### WHAT IS BEING ASKED
Reproduce each line, exactly, from the one containing "Convert this document image to plain text." through the end of the material. Exclude pictures.

* Start *

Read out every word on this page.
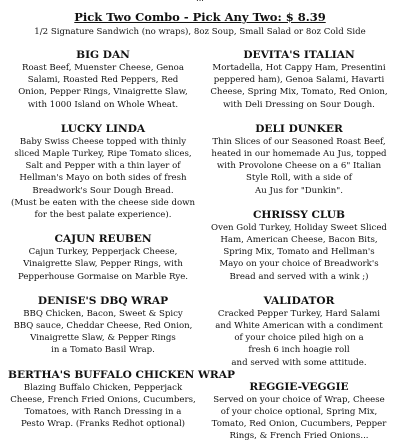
Pick Two Combo - Pick Any Two: $ 8.39
1/2 Signature Sandwich (no wraps), 8oz Soup, Small Salad or 8oz Cold Side
BIG DAN
Roast Beef, Muenster Cheese, Genoa
Salami, Roasted Red Peppers, Red
Onion, Pepper Rings, Vinaigrette Slaw,
with 1000 Island on Whole Wheat.
LUCKY LINDA
Baby Swiss Cheese topped with thinly
sliced Maple Turkey, Ripe Tomato slices,
Salt and Pepper with a thin layer of
Hellman's Mayo on both sides of fresh
Breadwork's Sour Dough Bread.
(Must be eaten with the cheese side down
for the best palate experience).
CAJUN REUBEN
Cajun Turkey, Pepperjack Cheese,
Vinaigrette Slaw, Pepper Rings, with
Pepperhouse Gormaise on Marble Rye.
DENISE'S DBQ WRAP
BBQ Chicken, Bacon, Sweet & Spicy
BBQ sauce, Cheddar Cheese, Red Onion,
Vinaigrette Slaw, & Pepper Rings
in a Tomato Basil Wrap.
BERTHA'S BUFFALO CHICKEN WRAP
Blazing Buffalo Chicken, Pepperjack
Cheese, French Fried Onions, Cucumbers,
Tomatoes, with Ranch Dressing in a
Pesto Wrap. (Franks Redhot optional)
DEVITA'S ITALIAN
Mortadella, Hot Cappy Ham, Presentini
peppered ham), Genoa Salami, Havarti
Cheese, Spring Mix, Tomato, Red Onion,
with Deli Dressing on Sour Dough.
DELI DUNKER
Thin Slices of our Seasoned Roast Beef,
heated in our homemade Au Jus, topped
with Provolone Cheese on a 6" Italian
Style Roll, with a side of
Au Jus for "Dunkin".
CHRISSY CLUB
Oven Gold Turkey, Holiday Sweet Sliced
Ham, American Cheese, Bacon Bits,
Spring Mix, Tomato and Hellman's
Mayo on your choice of Breadwork's
Bread and served with a wink ;)
VALIDATOR
Cracked Pepper Turkey, Hard Salami
and White American with a condiment
of your choice piled high on a
fresh 6 inch hoagie roll
and served with some attitude.
REGGIE-VEGGIE
Served on your choice of Wrap, Cheese
of your choice optional, Spring Mix,
Tomato, Red Onion, Cucumbers, Pepper
Rings, & French Fried Onions...
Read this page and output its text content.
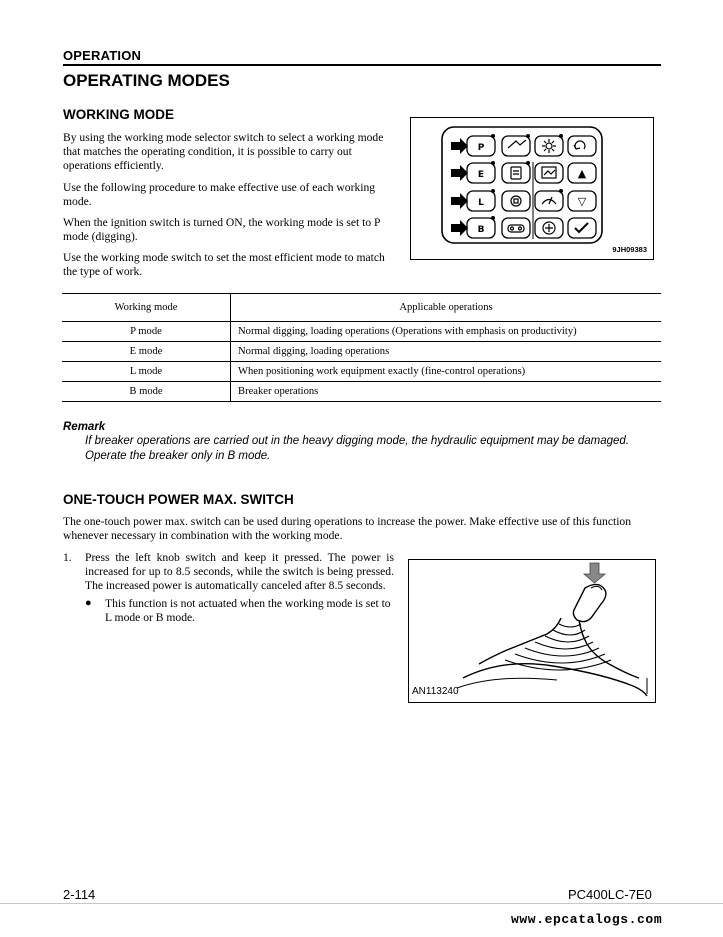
OPERATION
OPERATING MODES
WORKING MODE
By using the working mode selector switch to select a working mode that matches the operating condition, it is possible to carry out operations efficiently.
Use the following procedure to make effective use of each working mode.
When the ignition switch is turned ON, the working mode is set to P mode (digging).
Use the working mode switch to set the most efficient mode to match the type of work.
P
E
L
B
▲
▽
9JH09383
Working mode	Applicable operations
P mode	Normal digging, loading operations (Operations with emphasis on productivity)
E mode	Normal digging, loading operations
L mode	When positioning work equipment exactly (fine-control operations)
B mode	Breaker operations
Remark
If breaker operations are carried out in the heavy digging mode, the hydraulic equipment may be damaged. Operate the breaker only in B mode.
ONE-TOUCH POWER MAX. SWITCH
The one-touch power max. switch can be used during operations to increase the power. Make effective use of this function whenever necessary in combination with the working mode.
1. Press the left knob switch and keep it pressed. The power is increased for up to 8.5 seconds, while the switch is being pressed. The increased power is automatically canceled after 8.5 seconds.
● This function is not actuated when the working mode is set to L mode or B mode.
AN113240
2-114	PC400LC-7E0
www.epcatalogs.com
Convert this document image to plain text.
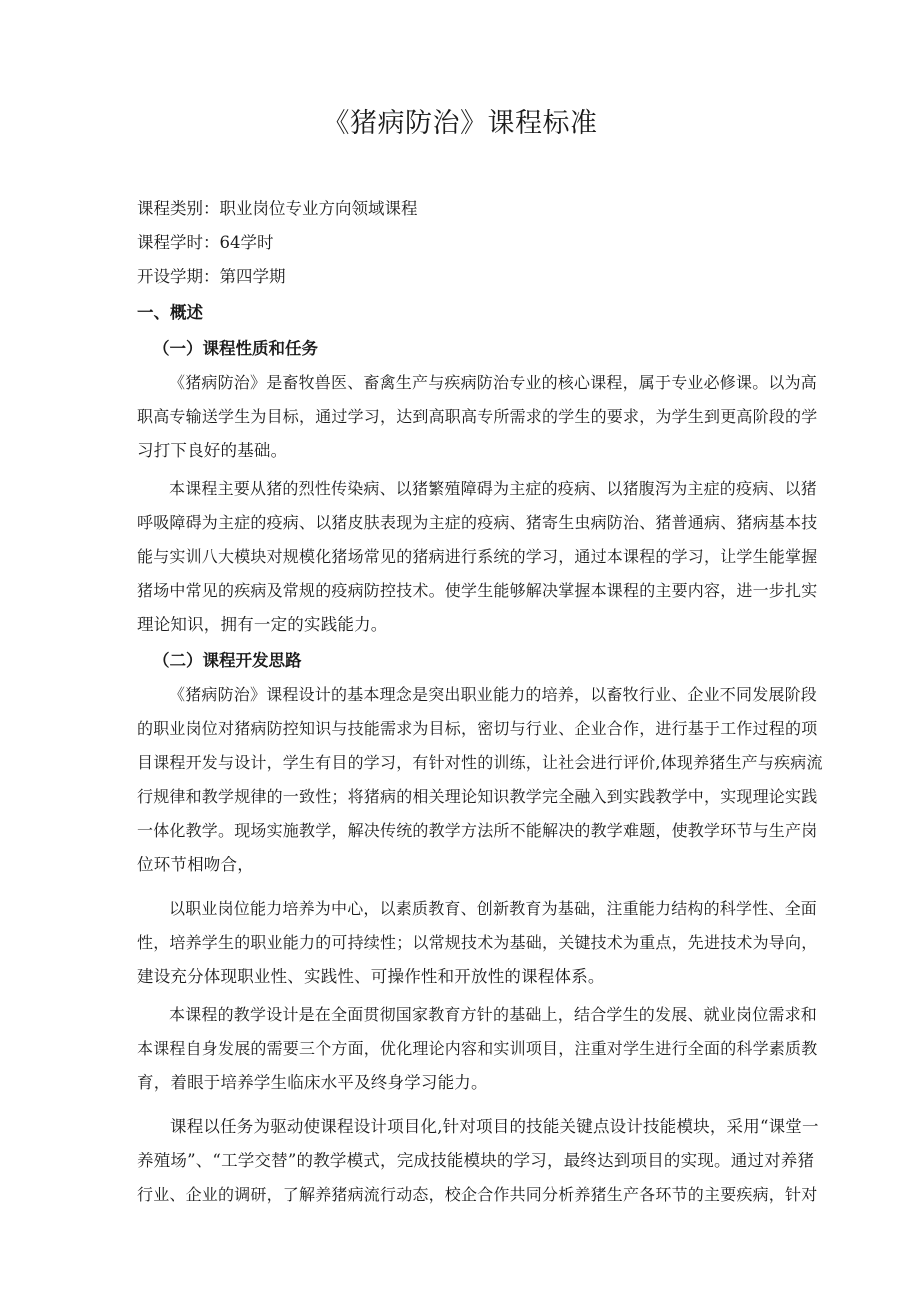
《猪病防治》课程标准

课程类别：职业岗位专业方向领域课程

课程学时：64学时

开设学期：第四学期

一、概述

（一）课程性质和任务

《猪病防治》是畜牧兽医、畜禽生产与疾病防治专业的核心课程，属于专业必修课。以为高
职高专输送学生为目标，通过学习，达到高职高专所需求的学生的要求，为学生到更高阶段的学
习打下良好的基础。
本课程主要从猪的烈性传染病、以猪繁殖障碍为主症的疫病、以猪腹泻为主症的疫病、以猪
呼吸障碍为主症的疫病、以猪皮肤表现为主症的疫病、猪寄生虫病防治、猪普通病、猪病基本技
能与实训八大模块对规模化猪场常见的猪病进行系统的学习，通过本课程的学习，让学生能掌握
猪场中常见的疾病及常规的疫病防控技术。使学生能够解决掌握本课程的主要内容，进一步扎实
理论知识，拥有一定的实践能力。

（二）课程开发思路

《猪病防治》课程设计的基本理念是突出职业能力的培养，以畜牧行业、企业不同发展阶段
的职业岗位对猪病防控知识与技能需求为目标，密切与行业、企业合作，进行基于工作过程的项
目课程开发与设计，学生有目的学习，有针对性的训练，让社会进行评价,体现养猪生产与疾病流
行规律和教学规律的一致性；将猪病的相关理论知识教学完全融入到实践教学中，实现理论实践
一体化教学。现场实施教学，解决传统的教学方法所不能解决的教学难题，使教学环节与生产岗
位环节相吻合，
以职业岗位能力培养为中心，以素质教育、创新教育为基础，注重能力结构的科学性、全面
性，培养学生的职业能力的可持续性；以常规技术为基础，关键技术为重点，先进技术为导向，
建设充分体现职业性、实践性、可操作性和开放性的课程体系。
本课程的教学设计是在全面贯彻国家教育方针的基础上，结合学生的发展、就业岗位需求和
本课程自身发展的需要三个方面，优化理论内容和实训项目，注重对学生进行全面的科学素质教
育，着眼于培养学生临床水平及终身学习能力。
课程以任务为驱动使课程设计项目化,针对项目的技能关键点设计技能模块，采用“课堂一
养殖场”、“工学交替”的教学模式，完成技能模块的学习，最终达到项目的实现。通过对养猪
行业、企业的调研，了解养猪病流行动态，校企合作共同分析养猪生产各环节的主要疾病，针对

* End *

### ANSWER TO THIS PROBLEM
Convert this document image to plain text.
《猪病防治》课程标准

课程类别：职业岗位专业方向领域课程

课程学时：64学时

开设学期：第四学期

一、概述

（一）课程性质和任务

《猪病防治》是畜牧兽医、畜禽生产与疾病防治专业的核心课程，属于专业必修课。以为高
职高专输送学生为目标，通过学习，达到高职高专所需求的学生的要求，为学生到更高阶段的学
习打下良好的基础。
本课程主要从猪的烈性传染病、以猪繁殖障碍为主症的疫病、以猪腹泻为主症的疫病、以猪
呼吸障碍为主症的疫病、以猪皮肤表现为主症的疫病、猪寄生虫病防治、猪普通病、猪病基本技
能与实训八大模块对规模化猪场常见的猪病进行系统的学习，通过本课程的学习，让学生能掌握
猪场中常见的疾病及常规的疫病防控技术。使学生能够解决掌握本课程的主要内容，进一步扎实
理论知识，拥有一定的实践能力。

（二）课程开发思路

《猪病防治》课程设计的基本理念是突出职业能力的培养，以畜牧行业、企业不同发展阶段
的职业岗位对猪病防控知识与技能需求为目标，密切与行业、企业合作，进行基于工作过程的项
目课程开发与设计，学生有目的学习，有针对性的训练，让社会进行评价,体现养猪生产与疾病流
行规律和教学规律的一致性；将猪病的相关理论知识教学完全融入到实践教学中，实现理论实践
一体化教学。现场实施教学，解决传统的教学方法所不能解决的教学难题，使教学环节与生产岗
位环节相吻合，
以职业岗位能力培养为中心，以素质教育、创新教育为基础，注重能力结构的科学性、全面
性，培养学生的职业能力的可持续性；以常规技术为基础，关键技术为重点，先进技术为导向，
建设充分体现职业性、实践性、可操作性和开放性的课程体系。
本课程的教学设计是在全面贯彻国家教育方针的基础上，结合学生的发展、就业岗位需求和
本课程自身发展的需要三个方面，优化理论内容和实训项目，注重对学生进行全面的科学素质教
育，着眼于培养学生临床水平及终身学习能力。
课程以任务为驱动使课程设计项目化,针对项目的技能关键点设计技能模块，采用“课堂一
养殖场”、“工学交替”的教学模式，完成技能模块的学习，最终达到项目的实现。通过对养猪
行业、企业的调研，了解养猪病流行动态，校企合作共同分析养猪生产各环节的主要疾病，针对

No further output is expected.